**WHAT THE TASK REQUIRES**
Go through the listing beneath this task and return every line that carries the string "type".

**Records from a collection of figures**
_ _ _ _
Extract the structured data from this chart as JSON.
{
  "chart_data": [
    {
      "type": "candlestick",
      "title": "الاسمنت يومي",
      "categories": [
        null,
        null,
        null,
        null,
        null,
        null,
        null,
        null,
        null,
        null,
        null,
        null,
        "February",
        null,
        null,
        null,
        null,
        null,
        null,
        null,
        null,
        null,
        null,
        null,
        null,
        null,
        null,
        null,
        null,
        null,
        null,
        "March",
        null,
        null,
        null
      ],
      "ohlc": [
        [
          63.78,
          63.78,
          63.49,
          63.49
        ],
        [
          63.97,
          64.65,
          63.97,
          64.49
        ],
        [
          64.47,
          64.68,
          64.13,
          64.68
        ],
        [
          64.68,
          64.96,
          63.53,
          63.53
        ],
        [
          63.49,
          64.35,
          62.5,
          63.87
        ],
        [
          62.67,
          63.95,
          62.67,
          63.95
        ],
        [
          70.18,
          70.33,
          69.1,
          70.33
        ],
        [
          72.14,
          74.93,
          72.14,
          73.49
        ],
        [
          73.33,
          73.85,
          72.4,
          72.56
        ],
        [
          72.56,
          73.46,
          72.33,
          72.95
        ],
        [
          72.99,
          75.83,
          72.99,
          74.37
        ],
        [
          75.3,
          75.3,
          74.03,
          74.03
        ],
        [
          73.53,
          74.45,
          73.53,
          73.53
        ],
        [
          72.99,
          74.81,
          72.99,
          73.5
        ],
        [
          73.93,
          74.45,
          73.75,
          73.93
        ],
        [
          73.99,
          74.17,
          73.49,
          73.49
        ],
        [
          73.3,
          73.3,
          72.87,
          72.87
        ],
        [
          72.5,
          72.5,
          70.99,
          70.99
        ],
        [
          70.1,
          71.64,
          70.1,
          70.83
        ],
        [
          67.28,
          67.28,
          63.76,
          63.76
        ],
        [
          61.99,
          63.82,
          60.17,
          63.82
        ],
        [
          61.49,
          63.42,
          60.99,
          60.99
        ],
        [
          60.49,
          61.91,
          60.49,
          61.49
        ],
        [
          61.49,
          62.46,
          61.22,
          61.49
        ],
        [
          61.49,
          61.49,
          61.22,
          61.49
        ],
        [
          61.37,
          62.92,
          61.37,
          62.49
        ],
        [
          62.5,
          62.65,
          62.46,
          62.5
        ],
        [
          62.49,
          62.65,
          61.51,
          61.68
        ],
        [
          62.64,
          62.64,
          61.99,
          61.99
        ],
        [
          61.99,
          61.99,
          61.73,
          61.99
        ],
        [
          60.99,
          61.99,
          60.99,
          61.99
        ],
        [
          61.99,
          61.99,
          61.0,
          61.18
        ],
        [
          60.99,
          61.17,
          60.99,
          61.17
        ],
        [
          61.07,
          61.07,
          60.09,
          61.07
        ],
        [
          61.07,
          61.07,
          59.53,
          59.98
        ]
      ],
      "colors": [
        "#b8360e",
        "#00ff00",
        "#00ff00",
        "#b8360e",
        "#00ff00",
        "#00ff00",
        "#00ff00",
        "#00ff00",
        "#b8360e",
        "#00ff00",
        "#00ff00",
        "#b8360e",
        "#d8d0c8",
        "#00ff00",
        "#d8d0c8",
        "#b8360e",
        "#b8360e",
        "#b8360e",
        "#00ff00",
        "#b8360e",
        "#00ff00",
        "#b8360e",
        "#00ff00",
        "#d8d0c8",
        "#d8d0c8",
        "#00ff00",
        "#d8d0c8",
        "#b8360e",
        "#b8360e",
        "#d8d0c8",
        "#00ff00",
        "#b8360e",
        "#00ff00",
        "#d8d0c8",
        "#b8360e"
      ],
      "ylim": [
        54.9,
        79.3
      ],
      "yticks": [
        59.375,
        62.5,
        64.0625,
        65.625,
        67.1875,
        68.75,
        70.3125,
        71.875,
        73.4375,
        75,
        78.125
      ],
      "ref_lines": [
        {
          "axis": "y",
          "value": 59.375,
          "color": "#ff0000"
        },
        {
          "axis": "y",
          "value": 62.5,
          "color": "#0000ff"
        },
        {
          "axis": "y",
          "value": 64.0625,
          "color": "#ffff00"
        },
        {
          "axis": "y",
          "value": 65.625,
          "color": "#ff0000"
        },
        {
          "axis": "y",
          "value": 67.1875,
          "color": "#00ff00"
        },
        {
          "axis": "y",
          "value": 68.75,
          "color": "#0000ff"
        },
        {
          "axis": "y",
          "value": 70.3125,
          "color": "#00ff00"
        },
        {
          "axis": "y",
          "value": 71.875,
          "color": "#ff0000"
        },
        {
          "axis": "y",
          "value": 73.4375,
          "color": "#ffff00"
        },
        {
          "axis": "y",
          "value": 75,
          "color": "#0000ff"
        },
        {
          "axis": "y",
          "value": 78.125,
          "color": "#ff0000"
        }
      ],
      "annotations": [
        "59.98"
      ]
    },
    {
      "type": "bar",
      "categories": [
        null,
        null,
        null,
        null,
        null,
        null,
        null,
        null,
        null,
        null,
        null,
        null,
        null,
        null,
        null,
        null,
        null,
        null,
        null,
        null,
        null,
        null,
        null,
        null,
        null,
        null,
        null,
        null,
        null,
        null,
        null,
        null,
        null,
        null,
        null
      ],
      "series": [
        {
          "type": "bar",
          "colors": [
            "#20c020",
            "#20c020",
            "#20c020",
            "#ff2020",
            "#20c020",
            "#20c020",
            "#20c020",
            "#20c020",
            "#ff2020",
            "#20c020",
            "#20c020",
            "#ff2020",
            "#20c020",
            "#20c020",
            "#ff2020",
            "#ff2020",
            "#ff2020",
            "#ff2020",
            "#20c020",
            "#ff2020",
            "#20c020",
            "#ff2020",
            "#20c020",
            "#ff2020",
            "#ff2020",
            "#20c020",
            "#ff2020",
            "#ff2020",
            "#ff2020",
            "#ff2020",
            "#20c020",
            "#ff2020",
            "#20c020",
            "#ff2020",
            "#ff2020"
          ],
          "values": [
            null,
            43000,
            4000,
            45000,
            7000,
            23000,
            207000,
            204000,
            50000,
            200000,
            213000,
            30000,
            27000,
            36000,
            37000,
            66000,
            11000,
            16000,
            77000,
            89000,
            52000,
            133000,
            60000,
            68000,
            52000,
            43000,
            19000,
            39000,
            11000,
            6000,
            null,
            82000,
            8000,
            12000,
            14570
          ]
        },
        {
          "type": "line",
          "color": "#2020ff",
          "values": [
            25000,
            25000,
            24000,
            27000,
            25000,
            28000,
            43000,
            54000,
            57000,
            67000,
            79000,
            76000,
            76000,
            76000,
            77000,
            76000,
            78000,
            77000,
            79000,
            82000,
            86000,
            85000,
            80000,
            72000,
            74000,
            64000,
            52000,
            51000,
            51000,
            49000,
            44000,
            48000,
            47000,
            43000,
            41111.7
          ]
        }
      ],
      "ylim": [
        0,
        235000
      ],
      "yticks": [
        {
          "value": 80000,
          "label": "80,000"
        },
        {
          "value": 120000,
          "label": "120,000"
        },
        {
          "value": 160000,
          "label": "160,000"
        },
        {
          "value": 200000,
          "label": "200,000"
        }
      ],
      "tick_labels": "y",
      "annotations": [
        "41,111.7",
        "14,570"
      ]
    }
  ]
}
_ _ _ _
**SOLUTION TO THIS PROBLEM**
      "type": "candlestick",
      "type": "bar",
          "type": "bar",
          "type": "line",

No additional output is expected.